Exercise material section start

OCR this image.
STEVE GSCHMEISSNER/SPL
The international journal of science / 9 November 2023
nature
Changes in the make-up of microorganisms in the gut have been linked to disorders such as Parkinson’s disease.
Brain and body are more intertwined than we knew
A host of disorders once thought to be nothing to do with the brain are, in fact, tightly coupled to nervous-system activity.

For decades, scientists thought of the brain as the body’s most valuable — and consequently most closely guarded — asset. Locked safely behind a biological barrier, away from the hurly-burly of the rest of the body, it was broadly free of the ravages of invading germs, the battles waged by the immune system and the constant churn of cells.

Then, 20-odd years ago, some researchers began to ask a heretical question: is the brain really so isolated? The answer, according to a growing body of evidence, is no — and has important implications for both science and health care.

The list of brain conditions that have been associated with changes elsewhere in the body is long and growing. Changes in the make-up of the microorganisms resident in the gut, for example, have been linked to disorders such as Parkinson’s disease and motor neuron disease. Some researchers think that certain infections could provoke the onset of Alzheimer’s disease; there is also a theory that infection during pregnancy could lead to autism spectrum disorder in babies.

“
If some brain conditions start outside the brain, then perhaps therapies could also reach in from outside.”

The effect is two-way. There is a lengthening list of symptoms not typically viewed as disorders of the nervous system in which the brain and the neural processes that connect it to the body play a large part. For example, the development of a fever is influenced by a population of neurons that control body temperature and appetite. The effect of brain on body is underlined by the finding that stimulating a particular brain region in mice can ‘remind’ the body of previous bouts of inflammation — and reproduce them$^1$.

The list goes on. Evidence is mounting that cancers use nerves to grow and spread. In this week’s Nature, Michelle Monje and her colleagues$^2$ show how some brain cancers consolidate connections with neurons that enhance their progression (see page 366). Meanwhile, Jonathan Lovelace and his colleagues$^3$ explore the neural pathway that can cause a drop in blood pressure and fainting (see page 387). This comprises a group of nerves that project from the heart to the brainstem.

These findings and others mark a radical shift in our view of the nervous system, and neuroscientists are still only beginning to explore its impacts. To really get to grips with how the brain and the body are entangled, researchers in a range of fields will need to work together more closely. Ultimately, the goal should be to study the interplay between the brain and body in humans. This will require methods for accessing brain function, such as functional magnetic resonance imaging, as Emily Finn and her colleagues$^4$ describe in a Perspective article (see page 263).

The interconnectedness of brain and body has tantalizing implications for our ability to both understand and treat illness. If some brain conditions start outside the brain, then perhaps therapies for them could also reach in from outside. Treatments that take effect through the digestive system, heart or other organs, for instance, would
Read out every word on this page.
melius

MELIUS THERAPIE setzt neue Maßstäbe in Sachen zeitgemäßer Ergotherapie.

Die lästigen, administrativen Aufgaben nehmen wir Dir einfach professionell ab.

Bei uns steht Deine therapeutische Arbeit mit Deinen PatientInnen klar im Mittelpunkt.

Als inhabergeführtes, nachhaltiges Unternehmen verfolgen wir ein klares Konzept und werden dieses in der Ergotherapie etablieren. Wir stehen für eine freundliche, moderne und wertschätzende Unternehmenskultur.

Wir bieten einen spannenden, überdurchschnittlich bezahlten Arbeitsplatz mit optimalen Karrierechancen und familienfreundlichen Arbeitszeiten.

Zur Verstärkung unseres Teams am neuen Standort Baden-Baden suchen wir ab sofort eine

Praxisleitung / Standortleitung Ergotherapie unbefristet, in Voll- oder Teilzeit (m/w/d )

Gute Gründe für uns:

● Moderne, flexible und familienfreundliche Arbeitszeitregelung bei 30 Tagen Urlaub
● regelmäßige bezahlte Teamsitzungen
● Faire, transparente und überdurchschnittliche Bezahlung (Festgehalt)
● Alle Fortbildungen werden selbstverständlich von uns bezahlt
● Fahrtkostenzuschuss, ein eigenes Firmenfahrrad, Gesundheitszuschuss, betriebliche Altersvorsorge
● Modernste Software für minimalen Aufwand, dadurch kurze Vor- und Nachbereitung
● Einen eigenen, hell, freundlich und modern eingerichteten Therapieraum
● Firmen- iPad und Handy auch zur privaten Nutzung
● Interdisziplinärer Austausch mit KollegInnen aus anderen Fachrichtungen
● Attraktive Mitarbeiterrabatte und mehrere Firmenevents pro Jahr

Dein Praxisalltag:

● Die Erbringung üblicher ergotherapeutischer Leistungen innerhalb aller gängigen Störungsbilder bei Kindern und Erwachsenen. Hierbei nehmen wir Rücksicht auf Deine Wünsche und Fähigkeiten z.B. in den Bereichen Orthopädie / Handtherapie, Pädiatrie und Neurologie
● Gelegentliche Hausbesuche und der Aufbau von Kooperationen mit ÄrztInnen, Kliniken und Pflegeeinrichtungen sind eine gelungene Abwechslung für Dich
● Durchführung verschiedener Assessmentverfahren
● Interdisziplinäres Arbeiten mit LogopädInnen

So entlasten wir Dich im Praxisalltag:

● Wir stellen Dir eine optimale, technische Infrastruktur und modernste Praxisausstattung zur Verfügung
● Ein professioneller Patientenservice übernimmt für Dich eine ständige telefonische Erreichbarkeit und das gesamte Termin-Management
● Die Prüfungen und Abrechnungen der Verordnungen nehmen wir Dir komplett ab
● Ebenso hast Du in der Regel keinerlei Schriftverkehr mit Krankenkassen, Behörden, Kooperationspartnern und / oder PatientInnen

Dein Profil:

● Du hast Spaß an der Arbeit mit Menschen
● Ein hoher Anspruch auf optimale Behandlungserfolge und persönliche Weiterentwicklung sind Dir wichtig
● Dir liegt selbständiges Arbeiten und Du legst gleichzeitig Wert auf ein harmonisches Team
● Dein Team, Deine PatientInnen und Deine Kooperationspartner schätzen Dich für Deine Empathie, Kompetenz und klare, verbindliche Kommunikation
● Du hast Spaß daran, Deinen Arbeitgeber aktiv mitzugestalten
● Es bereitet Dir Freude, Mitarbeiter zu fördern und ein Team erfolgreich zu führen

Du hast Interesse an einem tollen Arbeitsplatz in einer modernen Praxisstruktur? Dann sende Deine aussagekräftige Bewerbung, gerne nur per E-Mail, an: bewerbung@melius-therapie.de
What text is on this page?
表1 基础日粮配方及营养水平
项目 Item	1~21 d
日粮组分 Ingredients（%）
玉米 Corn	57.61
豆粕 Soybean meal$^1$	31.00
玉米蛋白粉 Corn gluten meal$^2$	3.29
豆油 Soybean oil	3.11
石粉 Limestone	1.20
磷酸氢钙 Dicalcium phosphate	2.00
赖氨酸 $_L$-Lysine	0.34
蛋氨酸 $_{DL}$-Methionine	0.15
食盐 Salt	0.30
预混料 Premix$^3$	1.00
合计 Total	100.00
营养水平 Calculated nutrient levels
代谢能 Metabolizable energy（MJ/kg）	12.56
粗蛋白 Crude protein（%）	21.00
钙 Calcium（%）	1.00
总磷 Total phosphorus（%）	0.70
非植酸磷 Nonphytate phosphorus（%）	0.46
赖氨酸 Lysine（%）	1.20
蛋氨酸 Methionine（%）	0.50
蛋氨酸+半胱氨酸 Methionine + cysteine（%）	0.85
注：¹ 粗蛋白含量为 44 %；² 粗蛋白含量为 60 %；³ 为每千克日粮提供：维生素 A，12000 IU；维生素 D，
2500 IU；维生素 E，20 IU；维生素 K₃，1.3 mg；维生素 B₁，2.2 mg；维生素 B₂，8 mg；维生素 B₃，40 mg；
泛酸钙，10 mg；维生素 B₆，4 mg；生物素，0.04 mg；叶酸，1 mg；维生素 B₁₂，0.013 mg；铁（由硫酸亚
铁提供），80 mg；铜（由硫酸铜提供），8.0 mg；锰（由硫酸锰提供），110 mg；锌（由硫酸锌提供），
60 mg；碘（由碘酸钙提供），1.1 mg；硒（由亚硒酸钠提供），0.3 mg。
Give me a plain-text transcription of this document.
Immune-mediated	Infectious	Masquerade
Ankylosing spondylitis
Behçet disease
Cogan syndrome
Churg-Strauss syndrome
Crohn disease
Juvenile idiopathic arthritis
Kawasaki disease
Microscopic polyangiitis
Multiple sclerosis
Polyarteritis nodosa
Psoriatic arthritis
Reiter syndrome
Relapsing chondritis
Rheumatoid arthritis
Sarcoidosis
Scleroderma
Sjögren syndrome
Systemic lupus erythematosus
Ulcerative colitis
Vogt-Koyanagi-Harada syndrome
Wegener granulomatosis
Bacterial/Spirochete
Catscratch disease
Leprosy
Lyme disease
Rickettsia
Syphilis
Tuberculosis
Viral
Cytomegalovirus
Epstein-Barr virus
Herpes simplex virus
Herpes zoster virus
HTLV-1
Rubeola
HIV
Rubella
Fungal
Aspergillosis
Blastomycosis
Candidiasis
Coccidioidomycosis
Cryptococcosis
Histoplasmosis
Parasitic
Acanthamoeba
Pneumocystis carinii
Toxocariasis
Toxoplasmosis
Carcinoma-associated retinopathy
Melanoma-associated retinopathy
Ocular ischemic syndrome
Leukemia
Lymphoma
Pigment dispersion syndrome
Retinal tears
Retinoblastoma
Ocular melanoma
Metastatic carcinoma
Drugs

Exercise material section end

### Exercise goal
For each line in the records that contains the word "growing", make a copy.

### Final answer
Then, 20-odd years ago, some researchers began to ask a heretical question: is the brain really so isolated? The answer, according to a growing body of evidence, is no — and has important implications for both science and health care.
The list of brain conditions that have been associated with changes elsewhere in the body is long and growing. Changes in the make-up of the microorganisms resident in the gut, for example, have been linked to disorders such as Parkinson’s disease and motor neuron disease. Some researchers think that certain infections could provoke the onset of Alzheimer’s disease; there is also a theory that infection during pregnancy could lead to autism spectrum disorder in babies.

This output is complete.